• **WHAT IS NEEDED**: Pull every line containing the word "Deviation" from the records.
* Start *
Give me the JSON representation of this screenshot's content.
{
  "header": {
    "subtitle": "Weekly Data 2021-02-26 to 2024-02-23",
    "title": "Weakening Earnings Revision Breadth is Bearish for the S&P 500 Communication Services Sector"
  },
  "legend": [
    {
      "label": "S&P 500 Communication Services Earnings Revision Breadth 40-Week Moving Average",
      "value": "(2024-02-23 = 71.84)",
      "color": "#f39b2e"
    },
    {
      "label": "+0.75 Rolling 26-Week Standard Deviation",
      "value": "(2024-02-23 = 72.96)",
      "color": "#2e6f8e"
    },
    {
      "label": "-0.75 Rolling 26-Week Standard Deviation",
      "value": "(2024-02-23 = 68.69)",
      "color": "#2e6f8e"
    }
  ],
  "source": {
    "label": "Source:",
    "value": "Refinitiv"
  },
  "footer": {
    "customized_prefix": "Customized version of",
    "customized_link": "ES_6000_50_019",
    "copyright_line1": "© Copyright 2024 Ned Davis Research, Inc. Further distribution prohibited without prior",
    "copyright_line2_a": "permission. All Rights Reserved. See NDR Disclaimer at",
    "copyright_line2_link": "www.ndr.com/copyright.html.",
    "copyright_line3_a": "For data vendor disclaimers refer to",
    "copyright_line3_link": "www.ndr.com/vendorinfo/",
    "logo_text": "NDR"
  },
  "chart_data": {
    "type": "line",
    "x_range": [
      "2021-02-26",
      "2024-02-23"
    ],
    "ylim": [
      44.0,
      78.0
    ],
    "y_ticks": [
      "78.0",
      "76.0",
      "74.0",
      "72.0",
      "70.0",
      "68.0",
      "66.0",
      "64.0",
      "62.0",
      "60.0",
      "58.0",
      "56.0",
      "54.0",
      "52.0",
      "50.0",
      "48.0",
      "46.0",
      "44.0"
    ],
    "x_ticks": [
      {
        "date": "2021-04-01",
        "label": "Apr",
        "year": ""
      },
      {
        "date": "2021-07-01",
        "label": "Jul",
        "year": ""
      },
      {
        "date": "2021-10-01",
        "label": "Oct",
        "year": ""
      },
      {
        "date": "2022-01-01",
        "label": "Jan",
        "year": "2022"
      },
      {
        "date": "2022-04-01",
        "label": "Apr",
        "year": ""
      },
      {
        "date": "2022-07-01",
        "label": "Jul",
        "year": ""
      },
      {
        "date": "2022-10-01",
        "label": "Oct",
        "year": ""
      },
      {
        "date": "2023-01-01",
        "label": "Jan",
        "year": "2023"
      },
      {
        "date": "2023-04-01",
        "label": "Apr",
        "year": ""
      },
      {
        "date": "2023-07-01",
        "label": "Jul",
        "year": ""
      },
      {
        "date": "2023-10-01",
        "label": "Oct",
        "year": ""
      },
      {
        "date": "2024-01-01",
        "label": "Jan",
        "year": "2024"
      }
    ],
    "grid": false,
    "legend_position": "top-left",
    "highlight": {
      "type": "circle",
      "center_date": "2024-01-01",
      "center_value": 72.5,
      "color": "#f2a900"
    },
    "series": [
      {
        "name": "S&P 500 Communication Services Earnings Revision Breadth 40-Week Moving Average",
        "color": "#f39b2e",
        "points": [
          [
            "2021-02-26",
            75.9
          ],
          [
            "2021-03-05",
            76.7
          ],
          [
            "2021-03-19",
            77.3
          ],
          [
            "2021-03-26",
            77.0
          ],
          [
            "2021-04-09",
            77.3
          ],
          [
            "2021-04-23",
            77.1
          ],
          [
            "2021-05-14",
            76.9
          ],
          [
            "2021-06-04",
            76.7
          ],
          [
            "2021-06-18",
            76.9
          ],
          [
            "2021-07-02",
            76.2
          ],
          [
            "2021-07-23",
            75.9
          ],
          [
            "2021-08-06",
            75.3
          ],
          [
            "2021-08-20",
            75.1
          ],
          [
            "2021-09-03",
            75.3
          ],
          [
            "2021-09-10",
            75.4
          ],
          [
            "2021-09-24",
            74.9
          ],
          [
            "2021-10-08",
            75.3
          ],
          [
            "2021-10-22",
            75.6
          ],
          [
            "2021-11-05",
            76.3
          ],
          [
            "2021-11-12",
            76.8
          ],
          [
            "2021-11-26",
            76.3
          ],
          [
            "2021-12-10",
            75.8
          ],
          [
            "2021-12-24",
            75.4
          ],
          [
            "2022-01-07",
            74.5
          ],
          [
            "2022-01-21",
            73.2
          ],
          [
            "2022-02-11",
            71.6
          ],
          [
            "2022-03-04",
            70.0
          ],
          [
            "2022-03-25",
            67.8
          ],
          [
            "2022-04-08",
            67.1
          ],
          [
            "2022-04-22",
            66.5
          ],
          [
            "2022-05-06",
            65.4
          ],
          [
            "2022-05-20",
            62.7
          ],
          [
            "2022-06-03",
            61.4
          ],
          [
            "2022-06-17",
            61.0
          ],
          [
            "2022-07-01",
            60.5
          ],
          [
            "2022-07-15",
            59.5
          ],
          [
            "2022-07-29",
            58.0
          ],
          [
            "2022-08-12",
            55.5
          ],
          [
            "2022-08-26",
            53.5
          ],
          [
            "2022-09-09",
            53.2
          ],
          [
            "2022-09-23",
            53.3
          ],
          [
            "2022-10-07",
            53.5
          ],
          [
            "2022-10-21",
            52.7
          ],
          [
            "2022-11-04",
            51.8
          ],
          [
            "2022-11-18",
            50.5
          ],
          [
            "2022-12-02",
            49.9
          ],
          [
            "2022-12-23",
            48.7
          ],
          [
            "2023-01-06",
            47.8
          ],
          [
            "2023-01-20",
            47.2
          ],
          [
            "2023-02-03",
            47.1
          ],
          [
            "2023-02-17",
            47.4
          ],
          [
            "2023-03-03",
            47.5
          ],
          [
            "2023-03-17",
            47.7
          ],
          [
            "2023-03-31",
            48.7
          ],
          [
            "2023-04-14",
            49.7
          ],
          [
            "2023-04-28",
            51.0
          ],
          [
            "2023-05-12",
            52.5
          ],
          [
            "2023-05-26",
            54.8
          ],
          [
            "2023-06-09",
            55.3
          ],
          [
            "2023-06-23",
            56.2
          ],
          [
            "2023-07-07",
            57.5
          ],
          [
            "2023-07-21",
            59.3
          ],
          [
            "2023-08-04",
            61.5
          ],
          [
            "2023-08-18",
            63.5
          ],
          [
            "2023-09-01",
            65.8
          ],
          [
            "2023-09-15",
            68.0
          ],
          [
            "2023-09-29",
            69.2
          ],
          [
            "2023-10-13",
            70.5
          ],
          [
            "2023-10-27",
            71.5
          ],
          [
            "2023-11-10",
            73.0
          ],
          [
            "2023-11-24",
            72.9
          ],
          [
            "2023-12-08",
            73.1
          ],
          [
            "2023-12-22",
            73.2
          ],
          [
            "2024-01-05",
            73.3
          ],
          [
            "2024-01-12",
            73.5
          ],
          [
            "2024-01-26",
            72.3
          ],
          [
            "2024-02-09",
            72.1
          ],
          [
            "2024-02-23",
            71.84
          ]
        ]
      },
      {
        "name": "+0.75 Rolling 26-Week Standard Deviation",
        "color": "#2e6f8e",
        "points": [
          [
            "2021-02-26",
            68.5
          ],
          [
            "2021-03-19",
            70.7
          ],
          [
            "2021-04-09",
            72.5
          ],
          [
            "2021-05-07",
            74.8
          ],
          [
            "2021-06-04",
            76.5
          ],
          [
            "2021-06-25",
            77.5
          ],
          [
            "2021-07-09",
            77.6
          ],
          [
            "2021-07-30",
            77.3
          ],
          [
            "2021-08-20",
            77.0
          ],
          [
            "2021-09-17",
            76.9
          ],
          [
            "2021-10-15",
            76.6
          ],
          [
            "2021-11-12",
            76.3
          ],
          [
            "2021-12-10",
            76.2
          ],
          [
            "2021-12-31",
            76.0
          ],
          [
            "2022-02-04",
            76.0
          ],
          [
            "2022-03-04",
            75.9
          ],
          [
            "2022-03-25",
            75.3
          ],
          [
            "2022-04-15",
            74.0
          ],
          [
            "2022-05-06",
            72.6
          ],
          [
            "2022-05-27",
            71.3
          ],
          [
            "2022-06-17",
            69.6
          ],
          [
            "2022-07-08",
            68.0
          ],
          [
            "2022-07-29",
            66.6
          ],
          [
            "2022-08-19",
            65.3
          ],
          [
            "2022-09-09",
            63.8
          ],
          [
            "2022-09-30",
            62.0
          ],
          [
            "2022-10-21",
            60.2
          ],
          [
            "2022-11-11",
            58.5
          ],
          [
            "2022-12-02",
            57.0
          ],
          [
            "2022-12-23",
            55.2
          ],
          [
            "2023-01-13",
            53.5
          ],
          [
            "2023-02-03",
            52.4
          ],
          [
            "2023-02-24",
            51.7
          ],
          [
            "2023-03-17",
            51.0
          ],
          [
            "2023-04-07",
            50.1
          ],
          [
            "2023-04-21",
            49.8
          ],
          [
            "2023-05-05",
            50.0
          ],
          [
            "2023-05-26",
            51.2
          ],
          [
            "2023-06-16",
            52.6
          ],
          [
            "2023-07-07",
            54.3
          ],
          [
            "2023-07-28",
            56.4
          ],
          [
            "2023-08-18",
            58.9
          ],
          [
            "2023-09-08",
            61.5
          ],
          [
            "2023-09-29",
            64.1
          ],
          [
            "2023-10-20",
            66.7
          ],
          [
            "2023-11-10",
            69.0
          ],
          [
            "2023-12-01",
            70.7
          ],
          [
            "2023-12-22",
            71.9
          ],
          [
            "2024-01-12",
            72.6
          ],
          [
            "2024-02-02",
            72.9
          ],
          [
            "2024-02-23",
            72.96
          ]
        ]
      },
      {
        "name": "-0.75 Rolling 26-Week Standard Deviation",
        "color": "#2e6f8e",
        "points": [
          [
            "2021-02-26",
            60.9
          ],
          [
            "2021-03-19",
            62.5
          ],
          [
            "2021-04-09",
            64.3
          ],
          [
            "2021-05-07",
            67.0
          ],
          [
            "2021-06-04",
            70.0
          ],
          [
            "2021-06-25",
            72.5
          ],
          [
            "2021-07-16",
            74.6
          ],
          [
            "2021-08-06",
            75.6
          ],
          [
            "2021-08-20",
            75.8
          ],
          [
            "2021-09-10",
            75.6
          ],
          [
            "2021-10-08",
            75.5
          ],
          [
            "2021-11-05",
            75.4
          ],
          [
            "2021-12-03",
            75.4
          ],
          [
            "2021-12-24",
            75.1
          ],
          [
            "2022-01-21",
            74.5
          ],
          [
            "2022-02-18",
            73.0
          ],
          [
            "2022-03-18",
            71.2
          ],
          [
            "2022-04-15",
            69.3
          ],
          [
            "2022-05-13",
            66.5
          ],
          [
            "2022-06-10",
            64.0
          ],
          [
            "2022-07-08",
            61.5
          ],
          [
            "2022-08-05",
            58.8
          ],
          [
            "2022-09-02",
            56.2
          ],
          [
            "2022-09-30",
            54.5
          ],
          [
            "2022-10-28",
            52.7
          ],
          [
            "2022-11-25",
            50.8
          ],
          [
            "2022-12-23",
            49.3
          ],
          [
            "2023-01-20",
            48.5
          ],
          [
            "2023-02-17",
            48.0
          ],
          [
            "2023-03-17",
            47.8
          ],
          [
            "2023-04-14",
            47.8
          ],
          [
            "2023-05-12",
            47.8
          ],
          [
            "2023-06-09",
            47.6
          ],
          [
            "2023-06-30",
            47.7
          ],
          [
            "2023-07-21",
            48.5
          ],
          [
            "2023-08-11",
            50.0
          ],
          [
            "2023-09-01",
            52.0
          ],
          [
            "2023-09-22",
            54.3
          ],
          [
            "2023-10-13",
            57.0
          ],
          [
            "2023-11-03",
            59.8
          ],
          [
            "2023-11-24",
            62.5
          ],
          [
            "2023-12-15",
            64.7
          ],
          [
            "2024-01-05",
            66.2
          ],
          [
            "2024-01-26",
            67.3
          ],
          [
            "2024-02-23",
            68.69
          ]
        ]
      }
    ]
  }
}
* End *
• **ANSWER TO THE PROBLEM**:
      "label": "+0.75 Rolling 26-Week Standard Deviation",
      "label": "-0.75 Rolling 26-Week Standard Deviation",
        "name": "+0.75 Rolling 26-Week Standard Deviation",
        "name": "-0.75 Rolling 26-Week Standard Deviation",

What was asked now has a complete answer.